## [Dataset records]
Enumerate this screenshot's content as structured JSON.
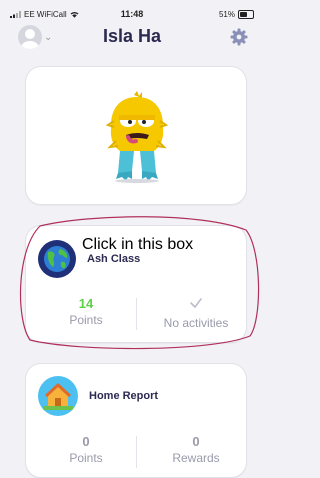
{
  "status": {
    "carrier": "EE WiFiCall",
    "time": "11:48",
    "battery": "51%"
  },
  "header": {
    "title": "Isla Ha"
  },
  "class_card": {
    "overlay_text": "Click in this box",
    "class_name": "Ash Class",
    "points_value": "14",
    "points_label": "Points",
    "activities_label": "No activities"
  },
  "report_card": {
    "title": "Home Report",
    "points_value": "0",
    "points_label": "Points",
    "rewards_value": "0",
    "rewards_label": "Rewards"
  },
  "colors": {
    "accent": "#2c2a50",
    "points_green": "#5ed04a",
    "muted": "#9a9aab",
    "annotation": "#b0305a"
  },
  "icons": [
    "signal-icon",
    "wifi-icon",
    "battery-icon",
    "avatar-icon",
    "chevron-down-icon",
    "gear-icon",
    "monster-avatar",
    "globe-icon",
    "check-icon",
    "house-icon"
  ]
}
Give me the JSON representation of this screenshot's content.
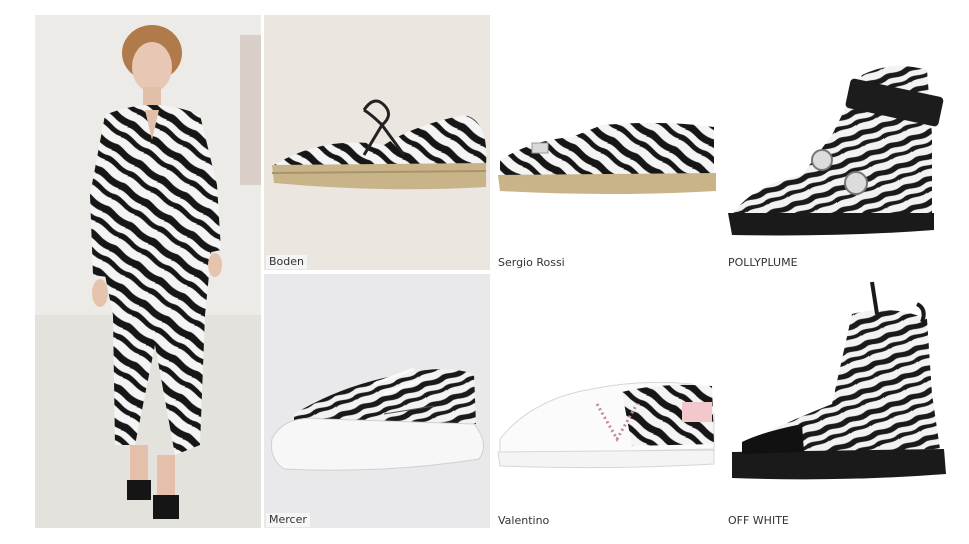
{
  "products": [
    {
      "label": "Boden"
    },
    {
      "label": "Sergio Rossi"
    },
    {
      "label": "POLLYPLUME"
    },
    {
      "label": "Mercer"
    },
    {
      "label": "Valentino"
    },
    {
      "label": "OFF WHITE"
    }
  ],
  "colors": {
    "zebra_dark": "#161616",
    "zebra_light": "#f4f4f4",
    "jute": "#c9b48a",
    "panel_beige": "#ebe6df",
    "panel_grey": "#e9e9eb",
    "blush": "#f2c8cc"
  }
}
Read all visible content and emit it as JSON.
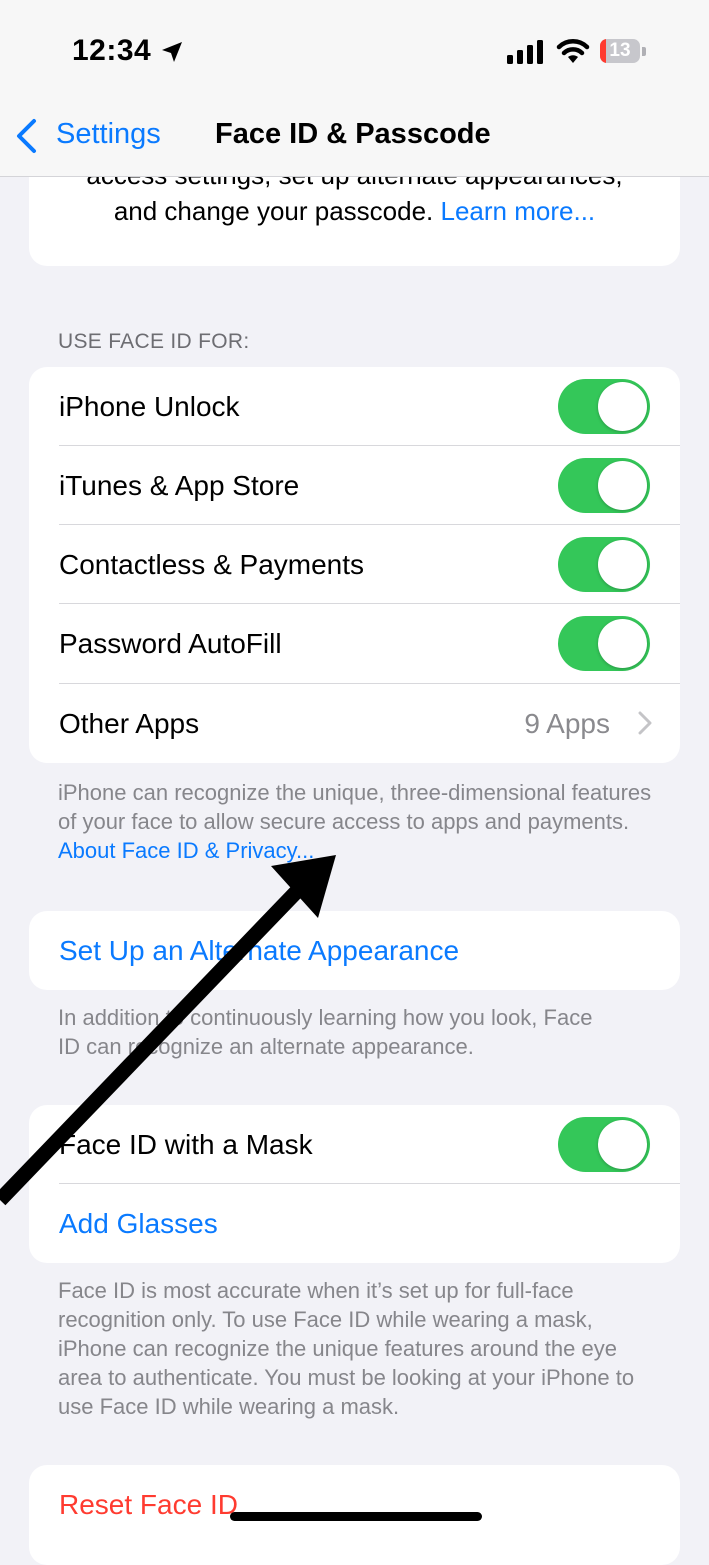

## [WORK REQUIRED]
Work through the data and report how many of its lines hold the word "content", giving only the figure.

## [SOLUTION TO THIS PROBLEM]
3